Work to do:
Search the listing below for the string "review" and copy every line where it occurs.

[Collected data]
-------

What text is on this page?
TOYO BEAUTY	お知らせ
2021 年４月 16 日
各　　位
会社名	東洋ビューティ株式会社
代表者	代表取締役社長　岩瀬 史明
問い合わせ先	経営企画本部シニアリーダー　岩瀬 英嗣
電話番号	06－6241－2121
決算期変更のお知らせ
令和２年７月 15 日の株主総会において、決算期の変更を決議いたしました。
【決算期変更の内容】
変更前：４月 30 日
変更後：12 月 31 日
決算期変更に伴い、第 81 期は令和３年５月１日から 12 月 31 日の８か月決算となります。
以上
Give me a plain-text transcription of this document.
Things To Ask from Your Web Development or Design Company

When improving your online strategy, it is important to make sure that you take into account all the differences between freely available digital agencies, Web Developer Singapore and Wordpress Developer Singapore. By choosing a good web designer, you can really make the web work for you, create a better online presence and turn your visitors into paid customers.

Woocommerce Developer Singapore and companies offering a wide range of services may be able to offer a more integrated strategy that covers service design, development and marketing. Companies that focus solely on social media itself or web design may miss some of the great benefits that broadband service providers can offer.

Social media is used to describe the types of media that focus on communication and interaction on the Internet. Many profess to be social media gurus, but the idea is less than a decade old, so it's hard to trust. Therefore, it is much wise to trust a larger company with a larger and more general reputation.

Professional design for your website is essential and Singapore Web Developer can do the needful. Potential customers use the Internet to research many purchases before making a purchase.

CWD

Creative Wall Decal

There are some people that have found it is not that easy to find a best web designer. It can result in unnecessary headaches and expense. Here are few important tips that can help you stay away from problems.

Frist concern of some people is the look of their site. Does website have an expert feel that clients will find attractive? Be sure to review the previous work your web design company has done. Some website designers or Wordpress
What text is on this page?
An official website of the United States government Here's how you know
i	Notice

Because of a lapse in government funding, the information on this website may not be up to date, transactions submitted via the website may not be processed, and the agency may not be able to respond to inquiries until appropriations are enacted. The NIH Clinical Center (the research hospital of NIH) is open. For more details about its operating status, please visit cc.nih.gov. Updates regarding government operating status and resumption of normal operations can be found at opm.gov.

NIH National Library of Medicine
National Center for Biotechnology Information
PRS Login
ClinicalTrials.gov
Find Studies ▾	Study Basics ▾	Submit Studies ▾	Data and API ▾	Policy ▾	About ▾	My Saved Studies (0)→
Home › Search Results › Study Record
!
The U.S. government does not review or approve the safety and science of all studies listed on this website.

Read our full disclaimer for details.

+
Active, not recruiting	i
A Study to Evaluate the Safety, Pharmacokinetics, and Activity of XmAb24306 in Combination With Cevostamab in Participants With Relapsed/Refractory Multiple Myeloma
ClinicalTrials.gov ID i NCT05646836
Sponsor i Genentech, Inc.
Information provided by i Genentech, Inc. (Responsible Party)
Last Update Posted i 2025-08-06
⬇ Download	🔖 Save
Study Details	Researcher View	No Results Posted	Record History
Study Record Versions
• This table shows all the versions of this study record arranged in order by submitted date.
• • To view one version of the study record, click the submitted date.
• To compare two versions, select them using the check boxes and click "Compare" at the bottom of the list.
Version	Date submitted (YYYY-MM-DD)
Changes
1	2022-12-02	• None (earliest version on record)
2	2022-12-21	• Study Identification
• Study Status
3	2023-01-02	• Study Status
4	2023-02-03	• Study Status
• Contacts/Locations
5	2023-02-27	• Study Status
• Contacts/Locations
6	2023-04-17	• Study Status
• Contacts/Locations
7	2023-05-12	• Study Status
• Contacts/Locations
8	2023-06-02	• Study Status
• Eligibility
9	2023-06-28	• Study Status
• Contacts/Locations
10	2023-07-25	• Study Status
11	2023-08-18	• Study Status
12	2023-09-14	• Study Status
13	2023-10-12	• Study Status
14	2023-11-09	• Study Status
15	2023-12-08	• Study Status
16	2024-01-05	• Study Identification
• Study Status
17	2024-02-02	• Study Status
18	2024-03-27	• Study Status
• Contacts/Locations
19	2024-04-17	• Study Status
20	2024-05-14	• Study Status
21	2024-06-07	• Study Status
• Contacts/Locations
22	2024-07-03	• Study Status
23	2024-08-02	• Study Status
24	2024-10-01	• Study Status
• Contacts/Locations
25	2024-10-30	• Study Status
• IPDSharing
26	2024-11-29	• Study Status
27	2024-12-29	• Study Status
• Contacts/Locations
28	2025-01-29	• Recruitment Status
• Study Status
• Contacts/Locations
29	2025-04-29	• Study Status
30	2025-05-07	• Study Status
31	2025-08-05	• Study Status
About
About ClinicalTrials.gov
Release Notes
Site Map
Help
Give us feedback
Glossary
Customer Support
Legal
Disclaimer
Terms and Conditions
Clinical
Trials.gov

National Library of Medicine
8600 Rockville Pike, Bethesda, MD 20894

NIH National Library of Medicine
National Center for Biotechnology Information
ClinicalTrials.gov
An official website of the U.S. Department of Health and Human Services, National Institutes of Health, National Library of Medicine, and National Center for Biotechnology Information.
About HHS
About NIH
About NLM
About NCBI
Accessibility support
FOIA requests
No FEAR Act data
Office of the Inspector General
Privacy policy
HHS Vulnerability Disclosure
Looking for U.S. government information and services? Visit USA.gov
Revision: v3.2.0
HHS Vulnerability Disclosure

-------

Written answer:
Frist concern of some people is the look of their site. Does website have an expert feel that clients will find attractive? Be sure to review the previous work your web design company has done. Some website designers or Wordpress
The U.S. government does not review or approve the safety and science of all studies listed on this website.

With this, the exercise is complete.